# Recorded data
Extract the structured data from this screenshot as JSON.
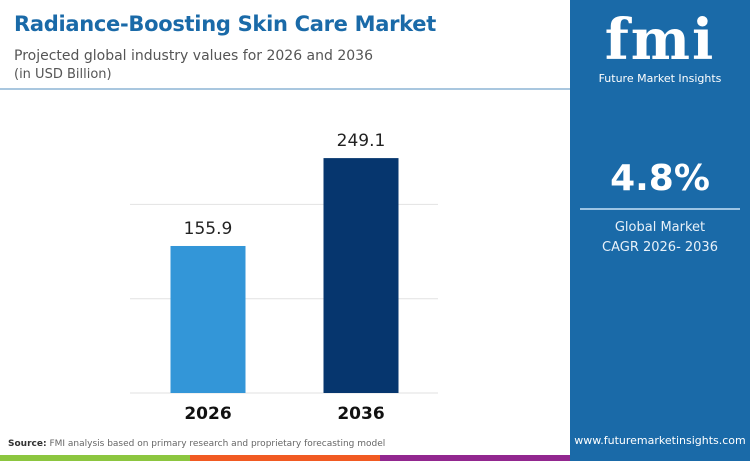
{
  "header": {
    "title": "Radiance-Boosting Skin Care Market",
    "subtitle": "Projected global industry values for 2026 and 2036",
    "unit": "(in USD Billion)"
  },
  "chart_data": {
    "type": "bar",
    "categories": [
      "2026",
      "2036"
    ],
    "values": [
      155.9,
      249.1
    ],
    "value_labels": [
      "155.9",
      "249.1"
    ],
    "colors": [
      "#3396d8",
      "#06366e"
    ],
    "ylim": [
      0,
      250
    ],
    "grid": true,
    "title": "",
    "xlabel": "",
    "ylabel": ""
  },
  "panel": {
    "logo": "fmi",
    "logo_sub": "Future Market Insights",
    "cagr": "4.8%",
    "cagr_label_1": "Global Market",
    "cagr_label_2": "CAGR 2026- 2036",
    "website": "www.futuremarketinsights.com",
    "bg": "#1a6aa8"
  },
  "footer": {
    "source_label": "Source:",
    "source_text": "FMI analysis based on primary research and proprietary forecasting model",
    "stripe_colors": [
      "#8cc63f",
      "#f15a22",
      "#92278f"
    ]
  }
}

# Task to carry out
Copy every record above exactly, leaving out any pictures.

# Exercise result
Extract the structured data from this screenshot as JSON.
{
  "header": {
    "title": "Radiance-Boosting Skin Care Market",
    "subtitle": "Projected global industry values for 2026 and 2036",
    "unit": "(in USD Billion)"
  },
  "chart_data": {
    "type": "bar",
    "categories": [
      "2026",
      "2036"
    ],
    "values": [
      155.9,
      249.1
    ],
    "value_labels": [
      "155.9",
      "249.1"
    ],
    "colors": [
      "#3396d8",
      "#06366e"
    ],
    "ylim": [
      0,
      250
    ],
    "grid": true,
    "title": "",
    "xlabel": "",
    "ylabel": ""
  },
  "panel": {
    "logo": "fmi",
    "logo_sub": "Future Market Insights",
    "cagr": "4.8%",
    "cagr_label_1": "Global Market",
    "cagr_label_2": "CAGR 2026- 2036",
    "website": "www.futuremarketinsights.com",
    "bg": "#1a6aa8"
  },
  "footer": {
    "source_label": "Source:",
    "source_text": "FMI analysis based on primary research and proprietary forecasting model",
    "stripe_colors": [
      "#8cc63f",
      "#f15a22",
      "#92278f"
    ]
  }
}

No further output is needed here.